** Start EXCERPTED RECORDS **
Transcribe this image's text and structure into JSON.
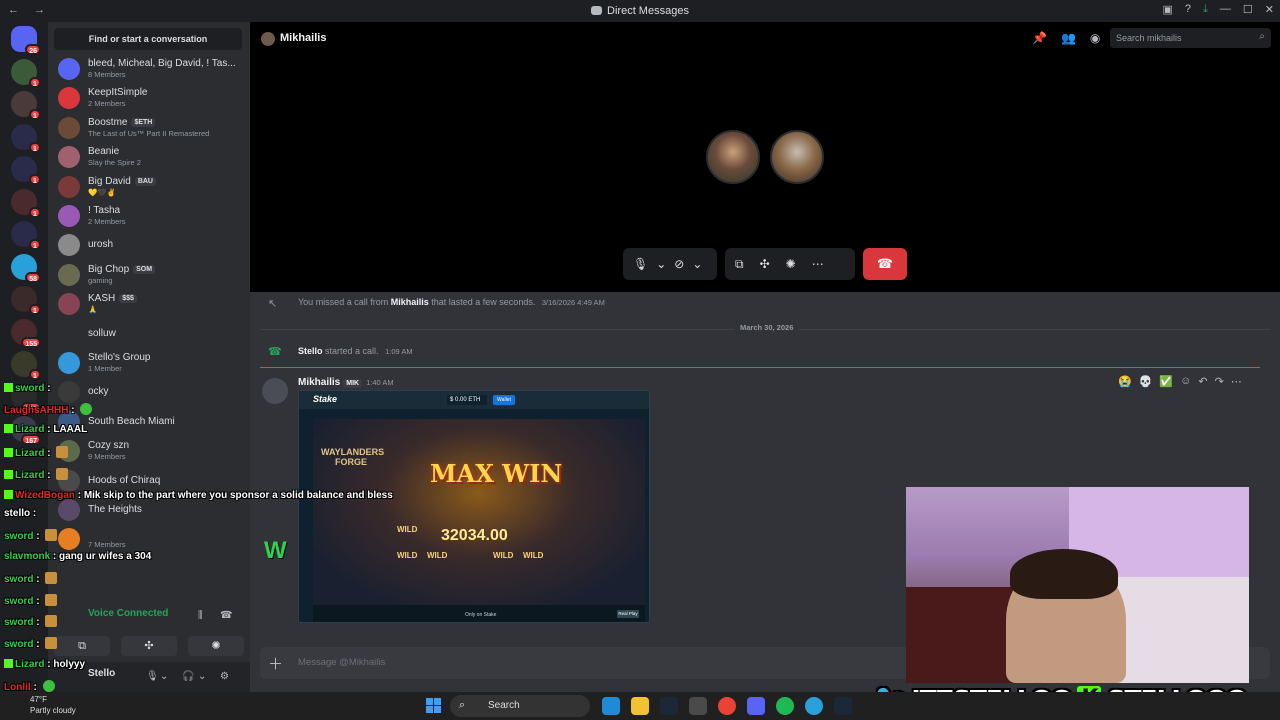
{
  "window": {
    "title": "Direct Messages"
  },
  "rail": {
    "servers": [
      {
        "badge": "26"
      },
      {
        "badge": "1"
      },
      {
        "badge": "1"
      },
      {
        "badge": "1"
      },
      {
        "badge": "1"
      },
      {
        "badge": "1"
      },
      {
        "badge": "1"
      },
      {
        "badge": "58"
      },
      {
        "badge": "1"
      },
      {
        "badge": "155"
      },
      {
        "badge": "1"
      },
      {
        "badge": "380"
      },
      {
        "badge": "167"
      }
    ]
  },
  "sidebar": {
    "find": "Find or start a conversation",
    "dms": [
      {
        "name": "bleed, Micheal, Big David, ! Tas...",
        "sub": "8 Members",
        "tag": "",
        "color": "#5865f2"
      },
      {
        "name": "KeepItSimple",
        "sub": "2 Members",
        "tag": "",
        "color": "#da373c"
      },
      {
        "name": "Boostme",
        "sub": "The Last of Us™ Part II Remastered",
        "tag": "$ETH",
        "color": "#6b4a3a"
      },
      {
        "name": "Beanie",
        "sub": "Slay the Spire 2",
        "tag": "",
        "color": "#a06070"
      },
      {
        "name": "Big David",
        "sub": "💛🖤✌",
        "tag": "BAU",
        "color": "#7a3a3a"
      },
      {
        "name": "! Tasha",
        "sub": "2 Members",
        "tag": "",
        "color": "#9b59b6"
      },
      {
        "name": "urosh",
        "sub": "",
        "tag": "",
        "color": "#8a8a8a"
      },
      {
        "name": "Big Chop",
        "sub": "gaming",
        "tag": "SOM",
        "color": "#6a6a50"
      },
      {
        "name": "KASH",
        "sub": "🙏",
        "tag": "$$$",
        "color": "#884455"
      },
      {
        "name": "solluw",
        "sub": "",
        "tag": "",
        "color": "#2b2d31"
      },
      {
        "name": "Stello's Group",
        "sub": "1 Member",
        "tag": "",
        "color": "#3498db"
      },
      {
        "name": "ocky",
        "sub": "",
        "tag": "",
        "color": "#3a3a3a"
      },
      {
        "name": "South Beach Miami",
        "sub": "",
        "tag": "",
        "color": "#3a5a8a"
      },
      {
        "name": "Cozy szn",
        "sub": "9 Members",
        "tag": "",
        "color": "#5a6a4a"
      },
      {
        "name": "Hoods of Chiraq",
        "sub": "",
        "tag": "",
        "color": "#4a4a4a"
      },
      {
        "name": "The Heights",
        "sub": "",
        "tag": "",
        "color": "#5a4a6a"
      },
      {
        "name": "",
        "sub": "7 Members",
        "tag": "",
        "color": "#e67e22"
      }
    ],
    "voice_connected": "Voice Connected",
    "user_name": "Stello"
  },
  "header": {
    "dm_name": "Mikhailis",
    "search_placeholder": "Search mikhailis"
  },
  "chat": {
    "missed_call": {
      "pre": "You missed a call from",
      "name": "Mikhailis",
      "post": "that lasted a few seconds.",
      "time": "3/16/2026 4:49 AM"
    },
    "date_divider": "March 30, 2026",
    "started_call": {
      "name": "Stello",
      "post": "started a call.",
      "time": "1:09 AM"
    },
    "message": {
      "author": "Mikhailis",
      "tag": "MIK",
      "time": "1:40 AM"
    },
    "input_placeholder": "Message @Mikhailis"
  },
  "embed": {
    "logo": "Stake",
    "wallet": "$ 0.00 ETH",
    "deposit": "Wallet",
    "forge": "WAYLANDERS FORGE",
    "max_win": "MAX WIN",
    "amount": "32034.00",
    "wild": "WILD",
    "only_on": "Only on Stake",
    "real_play": "Real Play"
  },
  "overlay": {
    "big_w": "W",
    "brand_twitter": "ITZSTELLOO",
    "brand_kick": "STELLOOO",
    "chat": [
      {
        "user": "sword",
        "color": "#2fd24a",
        "text": "",
        "emote": "",
        "kick": true
      },
      {
        "user": "LaughsAHHH",
        "color": "#e0282b",
        "text": "",
        "emote": "g",
        "kick": false
      },
      {
        "user": "Lizard",
        "color": "#2fd24a",
        "text": "LAAAL",
        "emote": "",
        "kick": true
      },
      {
        "user": "Lizard",
        "color": "#2fd24a",
        "text": "",
        "emote": "o",
        "kick": true
      },
      {
        "user": "Lizard",
        "color": "#2fd24a",
        "text": "",
        "emote": "o",
        "kick": true
      },
      {
        "user": "WizedBogan",
        "color": "#e0282b",
        "text": "Mik skip to the part where you sponsor a solid balance and bless",
        "emote": "",
        "kick": true
      },
      {
        "user": "stello",
        "color": "#ffffff",
        "text": "",
        "emote": "",
        "kick": false
      },
      {
        "user": "sword",
        "color": "#2fd24a",
        "text": "",
        "emote": "o",
        "kick": false
      },
      {
        "user": "slavmonk",
        "color": "#2fd24a",
        "text": "gang ur wifes a 304",
        "emote": "",
        "kick": false
      },
      {
        "user": "sword",
        "color": "#2fd24a",
        "text": "",
        "emote": "o",
        "kick": false
      },
      {
        "user": "sword",
        "color": "#2fd24a",
        "text": "",
        "emote": "o",
        "kick": false
      },
      {
        "user": "sword",
        "color": "#2fd24a",
        "text": "",
        "emote": "o",
        "kick": false
      },
      {
        "user": "sword",
        "color": "#2fd24a",
        "text": "",
        "emote": "o",
        "kick": false
      },
      {
        "user": "Lizard",
        "color": "#2fd24a",
        "text": "holyyy",
        "emote": "",
        "kick": true
      },
      {
        "user": "Lonlil",
        "color": "#e0282b",
        "text": "",
        "emote": "g",
        "kick": false
      },
      {
        "user": "LaughsAHHH",
        "color": "#e0282b",
        "text": "W",
        "emote": "",
        "kick": false
      }
    ]
  },
  "taskbar": {
    "temp": "47°F",
    "weather": "Partly cloudy",
    "search": "Search"
  }
}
** End EXCERPTED RECORDS **
__INSTRUCTIONS TO FOLLOW__
Copy out the lines that hold "post".

__COMPLETE ANSWER__
      "post": "that lasted a few seconds.",
      "post": "started a call.",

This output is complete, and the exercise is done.